> **GOAL**
Leave out the pictures and return every entry exactly as it appears.

[start of RECORDS SUPPLIED]

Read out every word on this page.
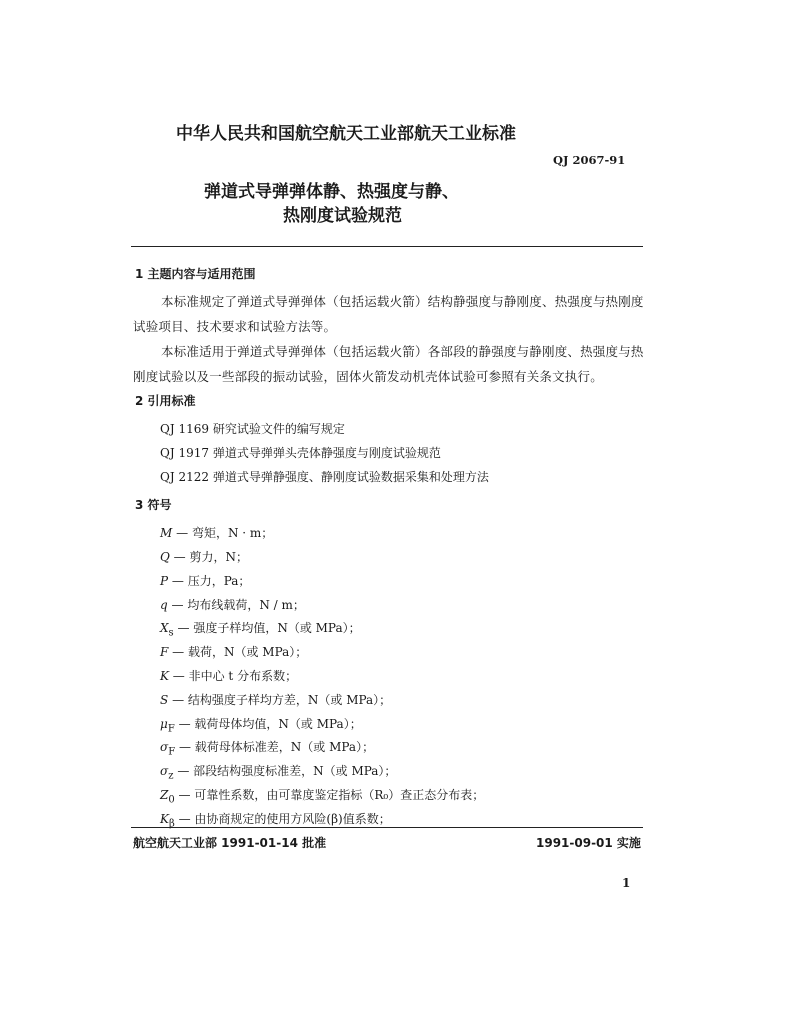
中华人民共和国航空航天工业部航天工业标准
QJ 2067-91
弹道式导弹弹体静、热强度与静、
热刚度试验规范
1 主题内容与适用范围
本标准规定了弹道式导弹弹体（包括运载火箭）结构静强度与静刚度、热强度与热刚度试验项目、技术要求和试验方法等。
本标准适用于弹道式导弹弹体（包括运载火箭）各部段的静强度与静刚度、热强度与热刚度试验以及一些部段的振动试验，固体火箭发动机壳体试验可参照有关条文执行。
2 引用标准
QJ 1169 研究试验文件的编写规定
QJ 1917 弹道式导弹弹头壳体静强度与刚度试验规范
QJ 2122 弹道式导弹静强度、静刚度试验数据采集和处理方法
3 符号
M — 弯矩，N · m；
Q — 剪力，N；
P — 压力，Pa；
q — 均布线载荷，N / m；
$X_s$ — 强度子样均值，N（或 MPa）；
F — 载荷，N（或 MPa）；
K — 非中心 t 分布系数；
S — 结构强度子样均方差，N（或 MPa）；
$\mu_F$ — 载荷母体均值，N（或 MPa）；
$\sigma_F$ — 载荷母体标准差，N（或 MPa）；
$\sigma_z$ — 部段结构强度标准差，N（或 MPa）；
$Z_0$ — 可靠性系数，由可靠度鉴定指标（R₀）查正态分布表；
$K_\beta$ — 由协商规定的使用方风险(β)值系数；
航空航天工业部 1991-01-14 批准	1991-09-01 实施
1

[end of RECORDS SUPPLIED]

> **EXERCISE SOLUTION**
Read out every word on this page.
中华人民共和国航空航天工业部航天工业标准
QJ 2067-91
弹道式导弹弹体静、热强度与静、
热刚度试验规范
1 主题内容与适用范围
本标准规定了弹道式导弹弹体（包括运载火箭）结构静强度与静刚度、热强度与热刚度试验项目、技术要求和试验方法等。
本标准适用于弹道式导弹弹体（包括运载火箭）各部段的静强度与静刚度、热强度与热刚度试验以及一些部段的振动试验，固体火箭发动机壳体试验可参照有关条文执行。
2 引用标准
QJ 1169 研究试验文件的编写规定
QJ 1917 弹道式导弹弹头壳体静强度与刚度试验规范
QJ 2122 弹道式导弹静强度、静刚度试验数据采集和处理方法
3 符号
M — 弯矩，N · m；
Q — 剪力，N；
P — 压力，Pa；
q — 均布线载荷，N / m；
$X_s$ — 强度子样均值，N（或 MPa）；
F — 载荷，N（或 MPa）；
K — 非中心 t 分布系数；
S — 结构强度子样均方差，N（或 MPa）；
$\mu_F$ — 载荷母体均值，N（或 MPa）；
$\sigma_F$ — 载荷母体标准差，N（或 MPa）；
$\sigma_z$ — 部段结构强度标准差，N（或 MPa）；
$Z_0$ — 可靠性系数，由可靠度鉴定指标（R₀）查正态分布表；
$K_\beta$ — 由协商规定的使用方风险(β)值系数；
航空航天工业部 1991-01-14 批准	1991-09-01 实施
1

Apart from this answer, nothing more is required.